= TASK DATA =
◇ ◇ ◇ ◇ ◇ ◇ ◇

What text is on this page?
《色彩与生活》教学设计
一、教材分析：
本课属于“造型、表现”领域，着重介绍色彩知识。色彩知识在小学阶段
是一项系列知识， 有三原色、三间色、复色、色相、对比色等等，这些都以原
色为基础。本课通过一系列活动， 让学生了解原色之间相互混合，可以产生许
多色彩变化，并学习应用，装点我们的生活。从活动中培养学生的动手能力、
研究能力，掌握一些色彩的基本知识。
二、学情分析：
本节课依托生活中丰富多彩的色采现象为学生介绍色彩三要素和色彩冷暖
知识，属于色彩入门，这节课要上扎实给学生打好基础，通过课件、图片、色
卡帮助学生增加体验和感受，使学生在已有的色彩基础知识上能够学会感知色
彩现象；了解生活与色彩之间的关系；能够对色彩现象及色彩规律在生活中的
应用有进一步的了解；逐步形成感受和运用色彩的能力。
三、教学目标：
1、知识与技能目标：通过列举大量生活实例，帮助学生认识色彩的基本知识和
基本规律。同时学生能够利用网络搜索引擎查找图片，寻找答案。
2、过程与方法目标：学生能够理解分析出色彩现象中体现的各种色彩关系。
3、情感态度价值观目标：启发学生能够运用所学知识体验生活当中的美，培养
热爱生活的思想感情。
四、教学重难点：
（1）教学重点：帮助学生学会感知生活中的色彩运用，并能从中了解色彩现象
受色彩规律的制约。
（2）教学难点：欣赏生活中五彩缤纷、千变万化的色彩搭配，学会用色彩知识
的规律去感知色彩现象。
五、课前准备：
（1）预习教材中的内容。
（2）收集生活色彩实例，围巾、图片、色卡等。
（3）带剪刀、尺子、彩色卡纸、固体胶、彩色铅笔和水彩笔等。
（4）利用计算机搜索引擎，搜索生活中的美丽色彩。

◇ ◇ ◇ ◇ ◇ ◇ ◇

= TASK PROMPT =
Reproduce each entry above exactly, keeping every word.

= TASK RESPONSE =
What text is on this page?
《色彩与生活》教学设计
一、教材分析：
本课属于“造型、表现”领域，着重介绍色彩知识。色彩知识在小学阶段
是一项系列知识， 有三原色、三间色、复色、色相、对比色等等，这些都以原
色为基础。本课通过一系列活动， 让学生了解原色之间相互混合，可以产生许
多色彩变化，并学习应用，装点我们的生活。从活动中培养学生的动手能力、
研究能力，掌握一些色彩的基本知识。
二、学情分析：
本节课依托生活中丰富多彩的色采现象为学生介绍色彩三要素和色彩冷暖
知识，属于色彩入门，这节课要上扎实给学生打好基础，通过课件、图片、色
卡帮助学生增加体验和感受，使学生在已有的色彩基础知识上能够学会感知色
彩现象；了解生活与色彩之间的关系；能够对色彩现象及色彩规律在生活中的
应用有进一步的了解；逐步形成感受和运用色彩的能力。
三、教学目标：
1、知识与技能目标：通过列举大量生活实例，帮助学生认识色彩的基本知识和
基本规律。同时学生能够利用网络搜索引擎查找图片，寻找答案。
2、过程与方法目标：学生能够理解分析出色彩现象中体现的各种色彩关系。
3、情感态度价值观目标：启发学生能够运用所学知识体验生活当中的美，培养
热爱生活的思想感情。
四、教学重难点：
（1）教学重点：帮助学生学会感知生活中的色彩运用，并能从中了解色彩现象
受色彩规律的制约。
（2）教学难点：欣赏生活中五彩缤纷、千变万化的色彩搭配，学会用色彩知识
的规律去感知色彩现象。
五、课前准备：
（1）预习教材中的内容。
（2）收集生活色彩实例，围巾、图片、色卡等。
（3）带剪刀、尺子、彩色卡纸、固体胶、彩色铅笔和水彩笔等。
（4）利用计算机搜索引擎，搜索生活中的美丽色彩。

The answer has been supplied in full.